THE TASK
Pull every line from the records below and write each one out word for word, leaving out the pictures.

LISTED RECORDS
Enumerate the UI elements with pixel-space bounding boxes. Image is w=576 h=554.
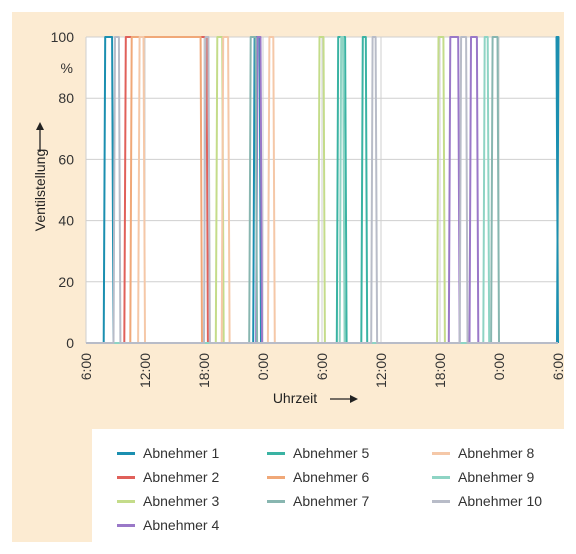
chart-panel: 0 20 40 60 80 100 6:00 12:00 18:00 0:00 6:00 12:00 1… <box>12 12 570 554</box>
legend-item: Abnehmer 1 <box>117 444 219 462</box>
legend-swatch <box>117 523 135 527</box>
data-series <box>86 36 560 344</box>
legend-item: Abnehmer 9 <box>432 468 534 486</box>
legend-item: Abnehmer 7 <box>267 492 369 510</box>
legend-swatch <box>267 451 285 455</box>
legend-swatch <box>267 499 285 503</box>
series-line <box>86 36 558 344</box>
legend-item: Abnehmer 6 <box>267 468 369 486</box>
tick-labels: 0 20 40 60 80 100 6:00 12:00 18:00 0:00 6:00 12:00 1… <box>51 29 564 388</box>
legend-item: Abnehmer 2 <box>117 468 219 486</box>
x-tick-label: 6:00 <box>78 353 94 380</box>
x-tick-group: 0:00 <box>491 353 507 380</box>
x-tick-group: 6:00 <box>314 353 330 380</box>
legend-swatch <box>267 475 285 479</box>
chart-area: 0 20 40 60 80 100 6:00 12:00 18:00 0:00 6:00 12:00 1… <box>32 29 564 406</box>
x-axis-title: Uhrzeit <box>273 390 317 406</box>
legend-item: Abnehmer 3 <box>117 492 219 510</box>
series-line <box>86 36 558 344</box>
x-tick-group: 12:00 <box>137 353 153 388</box>
x-tick-group: 12:00 <box>373 353 389 388</box>
x-tick-label: 0:00 <box>255 353 271 380</box>
x-tick-label: 12:00 <box>137 353 153 388</box>
legend-label: Abnehmer 4 <box>143 517 220 533</box>
legend-swatch <box>432 499 450 503</box>
y-tick-label: 100 <box>51 29 75 45</box>
legend-label: Abnehmer 6 <box>293 469 370 485</box>
x-tick-label: 18:00 <box>196 353 212 388</box>
x-tick-group: 18:00 <box>432 353 448 388</box>
legend-label: Abnehmer 10 <box>458 493 543 509</box>
legend-label: Abnehmer 9 <box>458 469 535 485</box>
legend-label: Abnehmer 5 <box>293 445 370 461</box>
y-axis-arrow <box>36 122 44 152</box>
x-tick-group: 0:00 <box>255 353 271 380</box>
legend-item: Abnehmer 10 <box>432 492 542 510</box>
y-tick-label: 60 <box>58 151 74 167</box>
y-tick-label: 80 <box>58 90 74 106</box>
x-tick-label: 6:00 <box>314 353 330 380</box>
x-tick-group: 18:00 <box>196 353 212 388</box>
legend-label: Abnehmer 8 <box>458 445 535 461</box>
x-tick-label: 18:00 <box>432 353 448 388</box>
y-tick-label: 40 <box>58 213 74 229</box>
legend-swatch <box>117 451 135 455</box>
x-tick-label: 12:00 <box>373 353 389 388</box>
y-axis-unit: % <box>61 60 73 76</box>
legend-swatch <box>117 499 135 503</box>
x-tick-label: 0:00 <box>491 353 507 380</box>
series-line <box>86 36 558 344</box>
legend-item: Abnehmer 4 <box>117 516 219 534</box>
legend-swatch <box>432 451 450 455</box>
legend-swatch <box>117 475 135 479</box>
legend-swatch <box>432 475 450 479</box>
y-tick-label: 20 <box>58 274 74 290</box>
legend-item: Abnehmer 5 <box>267 444 369 462</box>
series-line <box>86 36 558 344</box>
legend-item: Abnehmer 8 <box>432 444 534 462</box>
legend-label: Abnehmer 1 <box>143 445 220 461</box>
legend-label: Abnehmer 2 <box>143 469 220 485</box>
x-tick-group: 6:00 <box>550 353 564 380</box>
y-axis-title: Ventilstellung <box>32 149 48 232</box>
x-tick-group: 6:00 <box>78 353 94 380</box>
y-axis-title-group: Ventilstellung <box>32 149 48 232</box>
legend-label: Abnehmer 3 <box>143 493 220 509</box>
legend-label: Abnehmer 7 <box>293 493 370 509</box>
legend: Abnehmer 1 Abnehmer 2 Abnehmer 3 Abnehmer 4… <box>92 429 570 554</box>
y-tick-label: 0 <box>66 335 74 351</box>
x-tick-label: 6:00 <box>550 353 564 380</box>
x-axis-arrow <box>330 395 358 403</box>
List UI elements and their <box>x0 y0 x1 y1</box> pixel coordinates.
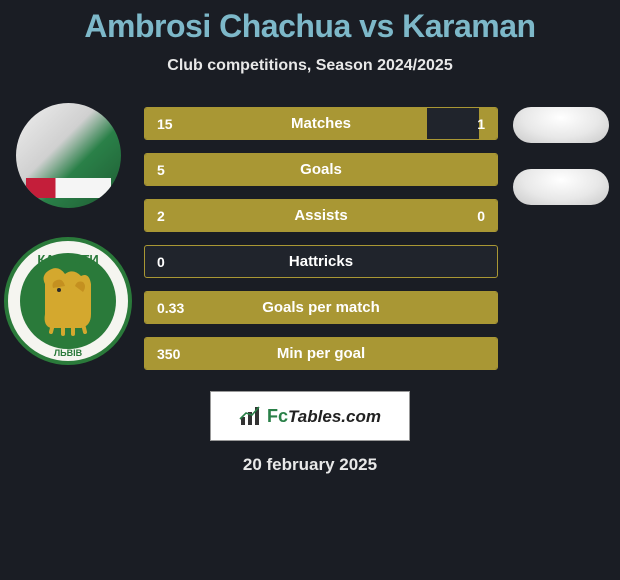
stat-label: Assists <box>145 200 497 231</box>
player-avatar <box>16 103 121 208</box>
brand-footer: FcTables.com <box>210 391 410 441</box>
opponent-pill-2 <box>513 169 609 205</box>
club-text-top: КАРПАТИ <box>37 252 98 267</box>
stat-label: Matches <box>145 108 497 139</box>
club-text-bottom: ЛЬВІВ <box>54 348 83 358</box>
stat-row: 0.33Goals per match <box>144 291 498 324</box>
stat-row: 350Min per goal <box>144 337 498 370</box>
comparison-widget: Ambrosi Chachua vs Karaman Club competit… <box>0 0 620 475</box>
main-content: КАРПАТИ ЛЬВІВ 15Matches15Goals2Assists00… <box>0 103 620 383</box>
stat-value-right: 0 <box>477 200 485 231</box>
stat-label: Goals per match <box>145 292 497 323</box>
page-title: Ambrosi Chachua vs Karaman <box>0 8 620 45</box>
brand-text: FcTables.com <box>267 406 381 427</box>
stats-bars: 15Matches15Goals2Assists00Hattricks0.33G… <box>128 103 502 383</box>
stat-label: Min per goal <box>145 338 497 369</box>
stat-row: 0Hattricks <box>144 245 498 278</box>
stat-value-right: 1 <box>477 108 485 139</box>
chart-icon <box>239 405 261 427</box>
right-column <box>502 103 612 205</box>
subtitle: Club competitions, Season 2024/2025 <box>0 57 620 75</box>
date-text: 20 february 2025 <box>0 455 620 475</box>
left-column: КАРПАТИ ЛЬВІВ <box>8 103 128 366</box>
opponent-pill-1 <box>513 107 609 143</box>
stat-row: 2Assists0 <box>144 199 498 232</box>
stat-label: Hattricks <box>145 246 497 277</box>
stat-row: 15Matches1 <box>144 107 498 140</box>
stat-row: 5Goals <box>144 153 498 186</box>
stat-label: Goals <box>145 154 497 185</box>
club-badge: КАРПАТИ ЛЬВІВ <box>3 236 133 366</box>
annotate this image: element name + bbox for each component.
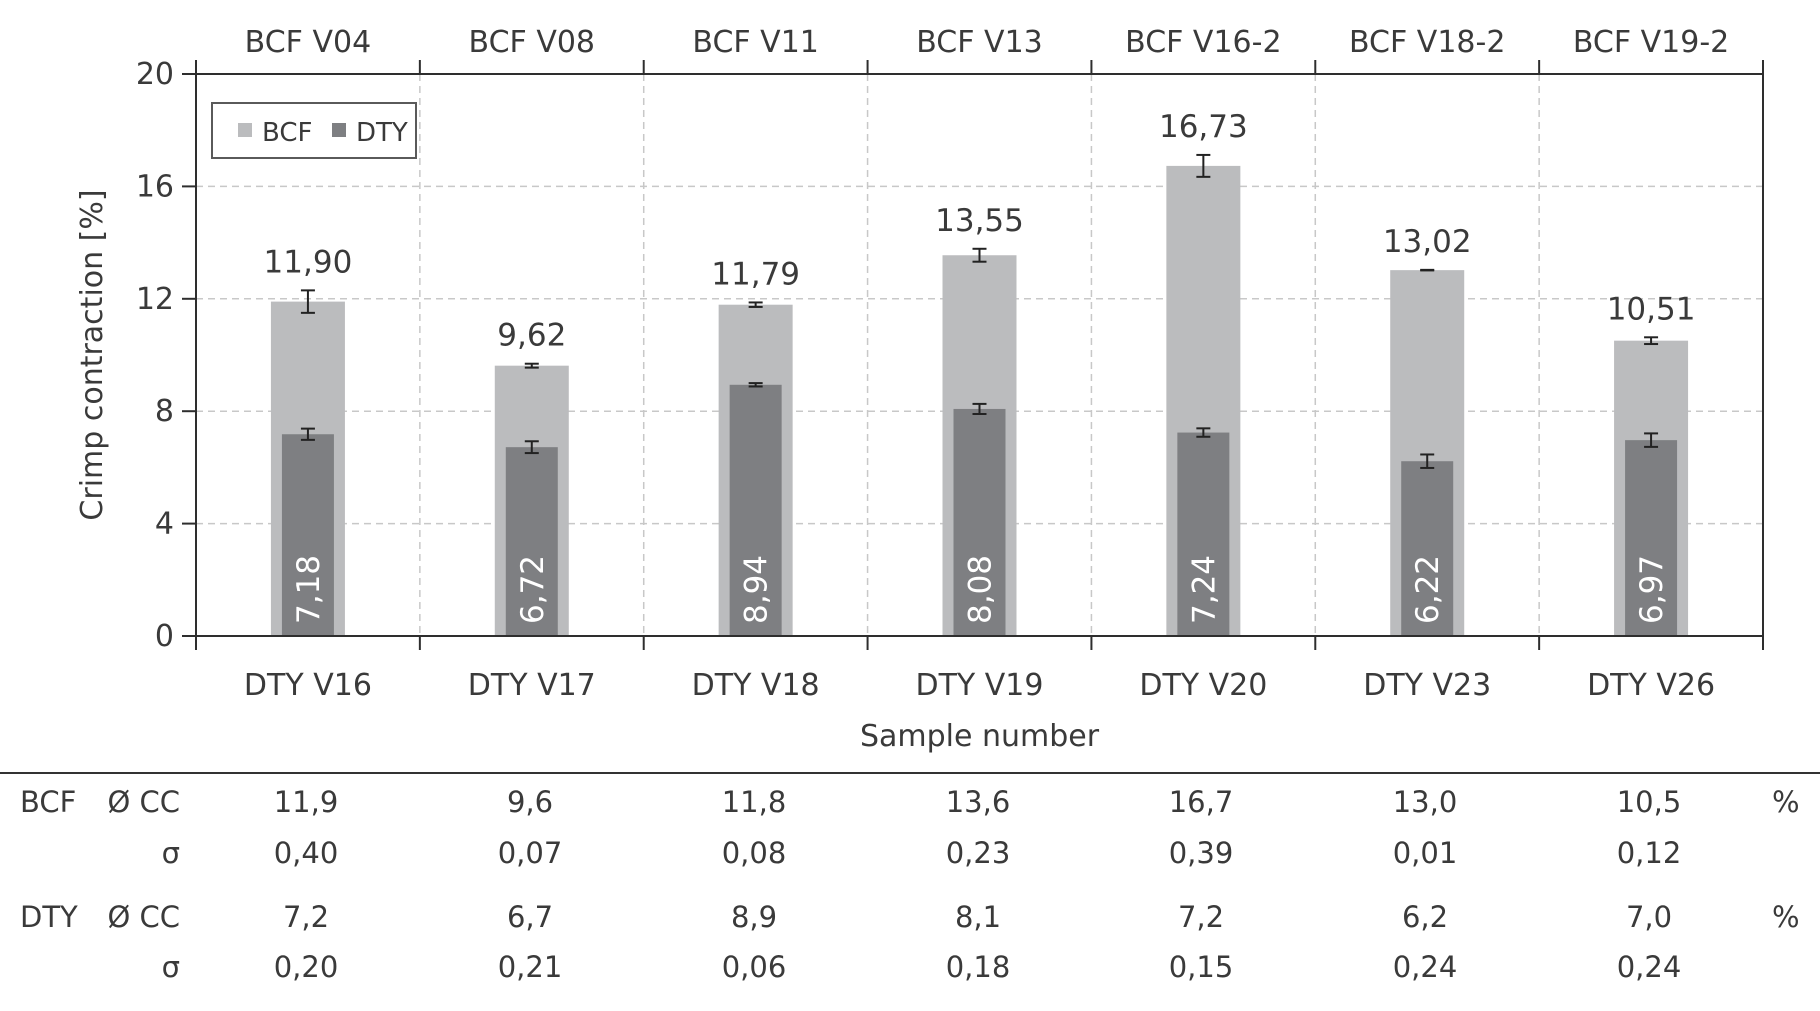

WRITTEN REPLY
Enumerate the UI elements with pixel-space bounding boxes. Image is w=576 h=554.
chart-panel: 0 20 40 60 80 100 6:00 12:00 18:00 0:00 6:00 12:00 1… <box>12 12 570 554</box>
legend-item: Abnehmer 1 <box>117 444 219 462</box>
legend-swatch <box>117 523 135 527</box>
data-series <box>86 36 560 344</box>
legend-item: Abnehmer 9 <box>432 468 534 486</box>
legend-item: Abnehmer 7 <box>267 492 369 510</box>
legend-swatch <box>267 451 285 455</box>
legend-swatch <box>267 499 285 503</box>
series-line <box>86 36 558 344</box>
legend-item: Abnehmer 6 <box>267 468 369 486</box>
tick-labels: 0 20 40 60 80 100 6:00 12:00 18:00 0:00 6:00 12:00 1… <box>51 29 564 388</box>
legend-item: Abnehmer 2 <box>117 468 219 486</box>
x-tick-label: 6:00 <box>78 353 94 380</box>
x-tick-group: 0:00 <box>491 353 507 380</box>
x-tick-group: 6:00 <box>314 353 330 380</box>
legend-swatch <box>267 475 285 479</box>
chart-area: 0 20 40 60 80 100 6:00 12:00 18:00 0:00 6:00 12:00 1… <box>32 29 564 406</box>
x-axis-title: Uhrzeit <box>273 390 317 406</box>
legend-item: Abnehmer 3 <box>117 492 219 510</box>
series-line <box>86 36 558 344</box>
x-tick-group: 12:00 <box>137 353 153 388</box>
x-tick-group: 12:00 <box>373 353 389 388</box>
x-tick-label: 0:00 <box>255 353 271 380</box>
x-tick-label: 12:00 <box>137 353 153 388</box>
legend-label: Abnehmer 4 <box>143 517 220 533</box>
legend-swatch <box>432 499 450 503</box>
y-tick-label: 100 <box>51 29 75 45</box>
legend-label: Abnehmer 6 <box>293 469 370 485</box>
x-tick-label: 18:00 <box>196 353 212 388</box>
x-tick-group: 18:00 <box>432 353 448 388</box>
legend-label: Abnehmer 10 <box>458 493 543 509</box>
legend-label: Abnehmer 9 <box>458 469 535 485</box>
legend-label: Abnehmer 5 <box>293 445 370 461</box>
y-axis-arrow <box>36 122 44 152</box>
x-tick-group: 0:00 <box>255 353 271 380</box>
legend-item: Abnehmer 10 <box>432 492 542 510</box>
y-tick-label: 60 <box>58 151 74 167</box>
y-tick-label: 80 <box>58 90 74 106</box>
x-tick-label: 6:00 <box>314 353 330 380</box>
x-tick-group: 18:00 <box>196 353 212 388</box>
legend-label: Abnehmer 8 <box>458 445 535 461</box>
x-tick-label: 18:00 <box>432 353 448 388</box>
y-tick-label: 40 <box>58 213 74 229</box>
legend-swatch <box>117 451 135 455</box>
x-tick-label: 12:00 <box>373 353 389 388</box>
y-axis-unit: % <box>61 60 73 76</box>
legend-swatch <box>117 499 135 503</box>
x-tick-label: 0:00 <box>491 353 507 380</box>
series-line <box>86 36 558 344</box>
legend-item: Abnehmer 4 <box>117 516 219 534</box>
legend-swatch <box>432 451 450 455</box>
legend-swatch <box>117 475 135 479</box>
legend-swatch <box>432 475 450 479</box>
y-tick-label: 20 <box>58 274 74 290</box>
legend-item: Abnehmer 5 <box>267 444 369 462</box>
series-line <box>86 36 558 344</box>
legend-item: Abnehmer 8 <box>432 444 534 462</box>
legend-label: Abnehmer 1 <box>143 445 220 461</box>
legend-label: Abnehmer 2 <box>143 469 220 485</box>
x-tick-group: 6:00 <box>550 353 564 380</box>
y-axis-title: Ventilstellung <box>32 149 48 232</box>
x-tick-group: 6:00 <box>78 353 94 380</box>
y-axis-title-group: Ventilstellung <box>32 149 48 232</box>
legend-label: Abnehmer 3 <box>143 493 220 509</box>
legend-label: Abnehmer 7 <box>293 493 370 509</box>
legend: Abnehmer 1 Abnehmer 2 Abnehmer 3 Abnehmer 4… <box>92 429 570 554</box>
y-tick-label: 0 <box>66 335 74 351</box>
x-tick-label: 6:00 <box>550 353 564 380</box>
x-axis-arrow <box>330 395 358 403</box>
List UI elements and their <box>x0 y0 x1 y1</box> pixel coordinates.
stat-label: Assists <box>145 200 497 231</box>
player-avatar <box>16 103 121 208</box>
brand-footer: FcTables.com <box>210 391 410 441</box>
opponent-pill-2 <box>513 169 609 205</box>
club-text-top: КАРПАТИ <box>37 252 98 267</box>
stat-label: Matches <box>145 108 497 139</box>
club-text-bottom: ЛЬВІВ <box>54 348 83 358</box>
stat-row: 0.33Goals per match <box>144 291 498 324</box>
stat-row: 350Min per goal <box>144 337 498 370</box>
comparison-widget: Ambrosi Chachua vs Karaman Club competit… <box>0 0 620 475</box>
main-content: КАРПАТИ ЛЬВІВ 15Matches15Goals2Assists00… <box>0 103 620 383</box>
stat-value-right: 0 <box>477 200 485 231</box>
stat-label: Goals per match <box>145 292 497 323</box>
page-title: Ambrosi Chachua vs Karaman <box>0 8 620 45</box>
brand-text: FcTables.com <box>267 406 381 427</box>
stats-bars: 15Matches15Goals2Assists00Hattricks0.33G… <box>128 103 502 383</box>
stat-label: Min per goal <box>145 338 497 369</box>
stat-row: 0Hattricks <box>144 245 498 278</box>
stat-value-right: 1 <box>477 108 485 139</box>
chart-icon <box>239 405 261 427</box>
right-column <box>502 103 612 205</box>
subtitle: Club competitions, Season 2024/2025 <box>0 57 620 75</box>
date-text: 20 february 2025 <box>0 455 620 475</box>
left-column: КАРПАТИ ЛЬВІВ <box>8 103 128 366</box>
opponent-pill-1 <box>513 107 609 143</box>
stat-row: 2Assists0 <box>144 199 498 232</box>
stat-label: Hattricks <box>145 246 497 277</box>
stat-row: 15Matches1 <box>144 107 498 140</box>
stat-row: 5Goals <box>144 153 498 186</box>
stat-label: Goals <box>145 154 497 185</box>
club-badge: КАРПАТИ ЛЬВІВ <box>3 236 133 366</box>
annotate this image: element name + bbox for each component.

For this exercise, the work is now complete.